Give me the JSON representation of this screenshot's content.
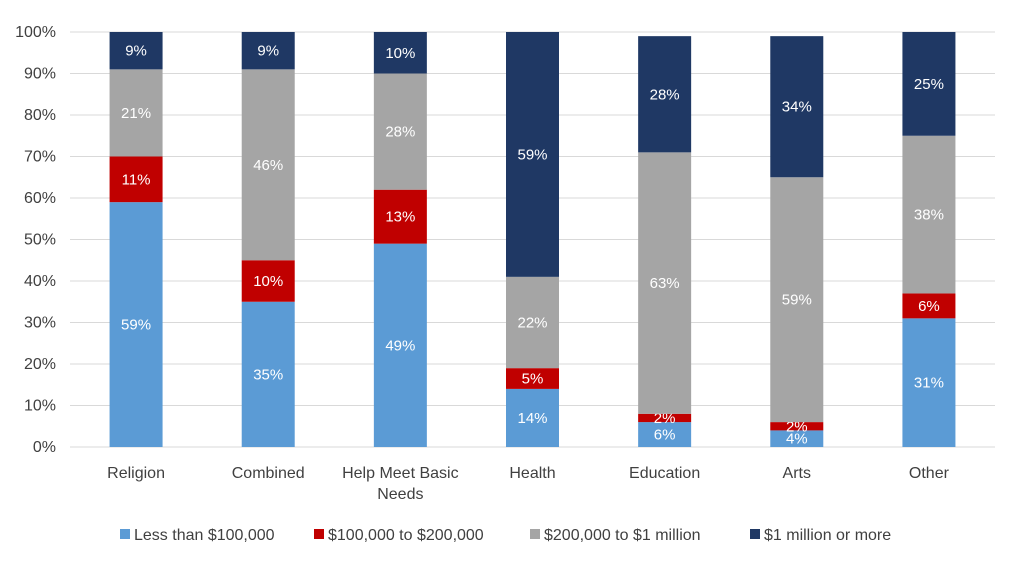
{
  "chart_data": {
    "type": "bar",
    "stacked": true,
    "orientation": "vertical",
    "categories": [
      [
        "Religion"
      ],
      [
        "Combined"
      ],
      [
        "Help Meet Basic",
        "Needs"
      ],
      [
        "Health"
      ],
      [
        "Education"
      ],
      [
        "Arts"
      ],
      [
        "Other"
      ]
    ],
    "series": [
      {
        "name": "Less than $100,000",
        "color": "#5B9BD5",
        "label_color": "#ffffff",
        "values": [
          59,
          35,
          49,
          14,
          6,
          4,
          31
        ],
        "labels": [
          "59%",
          "35%",
          "49%",
          "14%",
          "6%",
          "4%",
          "31%"
        ]
      },
      {
        "name": "$100,000 to $200,000",
        "color": "#C00000",
        "label_color": "#ffffff",
        "values": [
          11,
          10,
          13,
          5,
          2,
          2,
          6
        ],
        "labels": [
          "11%",
          "10%",
          "13%",
          "5%",
          "2%",
          "2%",
          "6%"
        ]
      },
      {
        "name": "$200,000 to $1 million",
        "color": "#A5A5A5",
        "label_color": "#ffffff",
        "values": [
          21,
          46,
          28,
          22,
          63,
          59,
          38
        ],
        "labels": [
          "21%",
          "46%",
          "28%",
          "22%",
          "63%",
          "59%",
          "38%"
        ]
      },
      {
        "name": "$1 million or more",
        "color": "#1F3864",
        "label_color": "#ffffff",
        "values": [
          9,
          9,
          10,
          59,
          28,
          34,
          25
        ],
        "labels": [
          "9%",
          "9%",
          "10%",
          "59%",
          "28%",
          "34%",
          "25%"
        ]
      }
    ],
    "ylim": [
      0,
      100
    ],
    "yticks": [
      "0%",
      "10%",
      "20%",
      "30%",
      "40%",
      "50%",
      "60%",
      "70%",
      "80%",
      "90%",
      "100%"
    ],
    "grid": true,
    "gridline_color": "#D9D9D9",
    "legend_position": "bottom",
    "title": "",
    "xlabel": "",
    "ylabel": ""
  }
}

-*-*-

_Objective_:
Reproduce the records, all of them, word for word; omit the pictures.

_Solved problem_:
Give me the JSON representation of this screenshot's content.
{
  "chart_data": {
    "type": "bar",
    "stacked": true,
    "orientation": "vertical",
    "categories": [
      [
        "Religion"
      ],
      [
        "Combined"
      ],
      [
        "Help Meet Basic",
        "Needs"
      ],
      [
        "Health"
      ],
      [
        "Education"
      ],
      [
        "Arts"
      ],
      [
        "Other"
      ]
    ],
    "series": [
      {
        "name": "Less than $100,000",
        "color": "#5B9BD5",
        "label_color": "#ffffff",
        "values": [
          59,
          35,
          49,
          14,
          6,
          4,
          31
        ],
        "labels": [
          "59%",
          "35%",
          "49%",
          "14%",
          "6%",
          "4%",
          "31%"
        ]
      },
      {
        "name": "$100,000 to $200,000",
        "color": "#C00000",
        "label_color": "#ffffff",
        "values": [
          11,
          10,
          13,
          5,
          2,
          2,
          6
        ],
        "labels": [
          "11%",
          "10%",
          "13%",
          "5%",
          "2%",
          "2%",
          "6%"
        ]
      },
      {
        "name": "$200,000 to $1 million",
        "color": "#A5A5A5",
        "label_color": "#ffffff",
        "values": [
          21,
          46,
          28,
          22,
          63,
          59,
          38
        ],
        "labels": [
          "21%",
          "46%",
          "28%",
          "22%",
          "63%",
          "59%",
          "38%"
        ]
      },
      {
        "name": "$1 million or more",
        "color": "#1F3864",
        "label_color": "#ffffff",
        "values": [
          9,
          9,
          10,
          59,
          28,
          34,
          25
        ],
        "labels": [
          "9%",
          "9%",
          "10%",
          "59%",
          "28%",
          "34%",
          "25%"
        ]
      }
    ],
    "ylim": [
      0,
      100
    ],
    "yticks": [
      "0%",
      "10%",
      "20%",
      "30%",
      "40%",
      "50%",
      "60%",
      "70%",
      "80%",
      "90%",
      "100%"
    ],
    "grid": true,
    "gridline_color": "#D9D9D9",
    "legend_position": "bottom",
    "title": "",
    "xlabel": "",
    "ylabel": ""
  }
}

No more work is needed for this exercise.